→ **Goal**: Search the records for "color". Copy every line where it appears.

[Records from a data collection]
────────────────────────────────────────

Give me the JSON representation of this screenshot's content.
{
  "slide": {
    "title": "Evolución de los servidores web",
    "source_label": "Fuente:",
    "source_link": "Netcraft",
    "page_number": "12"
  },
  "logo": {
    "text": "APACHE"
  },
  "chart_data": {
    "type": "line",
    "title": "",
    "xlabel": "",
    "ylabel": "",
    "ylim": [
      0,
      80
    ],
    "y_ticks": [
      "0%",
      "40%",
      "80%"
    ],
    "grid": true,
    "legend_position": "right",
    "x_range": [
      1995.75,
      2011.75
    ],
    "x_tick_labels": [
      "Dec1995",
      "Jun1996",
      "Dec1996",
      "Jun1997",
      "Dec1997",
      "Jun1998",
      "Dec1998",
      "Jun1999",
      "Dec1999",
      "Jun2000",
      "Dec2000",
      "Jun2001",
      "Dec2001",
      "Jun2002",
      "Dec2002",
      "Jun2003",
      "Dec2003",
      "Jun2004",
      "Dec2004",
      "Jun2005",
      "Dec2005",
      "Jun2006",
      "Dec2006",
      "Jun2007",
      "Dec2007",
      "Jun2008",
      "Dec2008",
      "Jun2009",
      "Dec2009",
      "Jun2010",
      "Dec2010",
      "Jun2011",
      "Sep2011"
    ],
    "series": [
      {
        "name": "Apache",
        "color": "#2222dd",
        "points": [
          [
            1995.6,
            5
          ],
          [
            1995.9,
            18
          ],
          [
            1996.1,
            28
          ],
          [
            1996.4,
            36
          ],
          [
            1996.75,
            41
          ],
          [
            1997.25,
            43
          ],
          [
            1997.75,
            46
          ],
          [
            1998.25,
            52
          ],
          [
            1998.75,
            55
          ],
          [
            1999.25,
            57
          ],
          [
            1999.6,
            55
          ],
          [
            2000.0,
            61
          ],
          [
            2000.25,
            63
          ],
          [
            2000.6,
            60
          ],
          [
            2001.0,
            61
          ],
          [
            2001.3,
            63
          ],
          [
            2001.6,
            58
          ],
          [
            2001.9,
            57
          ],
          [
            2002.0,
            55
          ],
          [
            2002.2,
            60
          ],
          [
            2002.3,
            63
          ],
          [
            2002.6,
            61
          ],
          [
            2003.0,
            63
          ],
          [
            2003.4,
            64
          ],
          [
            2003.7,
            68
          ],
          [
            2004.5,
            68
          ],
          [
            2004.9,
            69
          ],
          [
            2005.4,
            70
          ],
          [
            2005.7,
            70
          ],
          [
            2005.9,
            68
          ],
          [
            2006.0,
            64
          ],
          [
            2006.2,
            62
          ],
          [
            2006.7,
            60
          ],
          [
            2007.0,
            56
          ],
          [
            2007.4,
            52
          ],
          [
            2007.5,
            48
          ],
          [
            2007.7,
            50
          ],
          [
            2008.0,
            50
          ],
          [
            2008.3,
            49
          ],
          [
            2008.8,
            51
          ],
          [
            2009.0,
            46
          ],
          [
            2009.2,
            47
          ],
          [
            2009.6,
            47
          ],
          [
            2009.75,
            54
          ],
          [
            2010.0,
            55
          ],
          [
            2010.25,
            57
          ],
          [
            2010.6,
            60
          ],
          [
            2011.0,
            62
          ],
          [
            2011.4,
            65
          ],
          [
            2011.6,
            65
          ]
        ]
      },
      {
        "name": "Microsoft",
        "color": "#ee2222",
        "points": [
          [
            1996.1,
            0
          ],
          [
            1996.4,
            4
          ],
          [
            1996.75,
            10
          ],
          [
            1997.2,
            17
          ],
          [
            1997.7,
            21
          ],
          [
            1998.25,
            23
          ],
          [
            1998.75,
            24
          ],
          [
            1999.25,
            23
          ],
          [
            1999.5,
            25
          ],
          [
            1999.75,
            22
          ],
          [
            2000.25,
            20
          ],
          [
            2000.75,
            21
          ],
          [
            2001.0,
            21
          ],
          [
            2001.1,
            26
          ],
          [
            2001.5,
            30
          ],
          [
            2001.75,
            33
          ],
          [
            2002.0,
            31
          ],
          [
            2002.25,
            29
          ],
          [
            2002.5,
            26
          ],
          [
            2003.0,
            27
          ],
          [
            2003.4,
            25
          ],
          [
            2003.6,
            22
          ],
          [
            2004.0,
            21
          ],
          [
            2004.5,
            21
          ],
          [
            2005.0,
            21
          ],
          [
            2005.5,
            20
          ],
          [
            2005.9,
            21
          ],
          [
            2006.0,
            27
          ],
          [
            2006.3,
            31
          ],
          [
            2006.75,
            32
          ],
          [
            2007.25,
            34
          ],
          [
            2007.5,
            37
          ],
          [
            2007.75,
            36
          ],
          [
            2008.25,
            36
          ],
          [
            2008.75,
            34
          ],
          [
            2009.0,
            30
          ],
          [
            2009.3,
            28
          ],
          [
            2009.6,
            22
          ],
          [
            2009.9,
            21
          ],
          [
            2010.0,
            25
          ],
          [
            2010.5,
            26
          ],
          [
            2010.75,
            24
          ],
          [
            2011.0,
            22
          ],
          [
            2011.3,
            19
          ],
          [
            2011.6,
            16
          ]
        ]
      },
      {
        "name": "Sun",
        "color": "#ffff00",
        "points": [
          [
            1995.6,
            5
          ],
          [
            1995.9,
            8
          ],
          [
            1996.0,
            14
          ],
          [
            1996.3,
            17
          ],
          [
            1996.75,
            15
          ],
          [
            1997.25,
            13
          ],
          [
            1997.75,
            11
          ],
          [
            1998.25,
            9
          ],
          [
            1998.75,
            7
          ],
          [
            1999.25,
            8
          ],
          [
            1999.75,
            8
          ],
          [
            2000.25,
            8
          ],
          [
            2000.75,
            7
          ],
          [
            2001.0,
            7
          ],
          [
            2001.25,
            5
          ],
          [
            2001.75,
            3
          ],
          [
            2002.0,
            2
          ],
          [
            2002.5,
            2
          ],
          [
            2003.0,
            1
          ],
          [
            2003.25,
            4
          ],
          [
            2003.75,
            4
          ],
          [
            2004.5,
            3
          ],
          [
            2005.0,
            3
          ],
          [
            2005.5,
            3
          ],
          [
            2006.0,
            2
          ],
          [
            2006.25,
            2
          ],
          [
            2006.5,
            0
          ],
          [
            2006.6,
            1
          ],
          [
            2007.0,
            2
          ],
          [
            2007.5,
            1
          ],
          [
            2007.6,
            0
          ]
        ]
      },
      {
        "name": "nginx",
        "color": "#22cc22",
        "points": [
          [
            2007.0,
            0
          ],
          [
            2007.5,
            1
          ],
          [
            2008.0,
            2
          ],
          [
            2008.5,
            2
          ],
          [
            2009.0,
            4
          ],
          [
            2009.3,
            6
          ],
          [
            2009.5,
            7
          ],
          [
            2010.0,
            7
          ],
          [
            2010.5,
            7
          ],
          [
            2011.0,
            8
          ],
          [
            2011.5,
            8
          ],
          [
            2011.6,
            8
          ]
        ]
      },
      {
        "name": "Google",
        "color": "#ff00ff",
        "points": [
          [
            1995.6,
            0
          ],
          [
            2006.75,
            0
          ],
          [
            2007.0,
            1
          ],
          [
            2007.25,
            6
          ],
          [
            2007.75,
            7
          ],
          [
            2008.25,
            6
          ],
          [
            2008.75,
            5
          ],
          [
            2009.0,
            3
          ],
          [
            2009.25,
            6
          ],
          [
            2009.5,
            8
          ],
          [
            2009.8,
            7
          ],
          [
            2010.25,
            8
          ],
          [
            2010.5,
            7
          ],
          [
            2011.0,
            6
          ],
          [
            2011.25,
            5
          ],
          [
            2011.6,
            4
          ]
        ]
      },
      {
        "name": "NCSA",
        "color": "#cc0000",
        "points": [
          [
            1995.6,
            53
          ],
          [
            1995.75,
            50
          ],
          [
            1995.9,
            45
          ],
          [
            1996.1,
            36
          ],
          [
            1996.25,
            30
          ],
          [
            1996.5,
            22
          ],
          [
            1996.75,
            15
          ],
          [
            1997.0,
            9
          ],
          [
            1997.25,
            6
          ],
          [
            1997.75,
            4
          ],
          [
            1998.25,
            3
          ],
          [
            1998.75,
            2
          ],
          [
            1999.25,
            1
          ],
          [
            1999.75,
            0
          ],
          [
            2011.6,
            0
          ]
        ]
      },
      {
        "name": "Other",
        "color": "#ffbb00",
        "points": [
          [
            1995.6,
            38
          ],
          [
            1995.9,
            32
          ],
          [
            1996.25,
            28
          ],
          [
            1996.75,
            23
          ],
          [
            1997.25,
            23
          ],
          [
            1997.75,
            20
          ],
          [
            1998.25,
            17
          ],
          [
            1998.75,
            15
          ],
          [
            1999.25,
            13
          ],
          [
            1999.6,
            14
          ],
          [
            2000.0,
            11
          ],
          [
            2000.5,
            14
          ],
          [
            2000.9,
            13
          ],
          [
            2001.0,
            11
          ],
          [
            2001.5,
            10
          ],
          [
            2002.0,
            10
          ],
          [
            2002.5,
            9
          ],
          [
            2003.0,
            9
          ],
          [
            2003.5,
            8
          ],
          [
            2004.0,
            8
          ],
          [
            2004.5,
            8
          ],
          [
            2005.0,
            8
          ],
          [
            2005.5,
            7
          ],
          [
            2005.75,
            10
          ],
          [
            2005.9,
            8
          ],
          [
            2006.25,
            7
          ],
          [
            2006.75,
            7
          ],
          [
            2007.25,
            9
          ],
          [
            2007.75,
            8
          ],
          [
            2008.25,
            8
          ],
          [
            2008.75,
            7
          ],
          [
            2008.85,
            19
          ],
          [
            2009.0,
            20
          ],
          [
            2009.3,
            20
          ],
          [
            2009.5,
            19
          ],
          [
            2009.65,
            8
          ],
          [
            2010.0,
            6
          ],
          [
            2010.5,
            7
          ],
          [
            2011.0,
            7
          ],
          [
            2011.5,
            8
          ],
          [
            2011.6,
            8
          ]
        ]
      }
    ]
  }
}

────────────────────────────────────────

→ **Response**:
        "color": "#2222dd",
        "color": "#ee2222",
        "color": "#ffff00",
        "color": "#22cc22",
        "color": "#ff00ff",
        "color": "#cc0000",
        "color": "#ffbb00",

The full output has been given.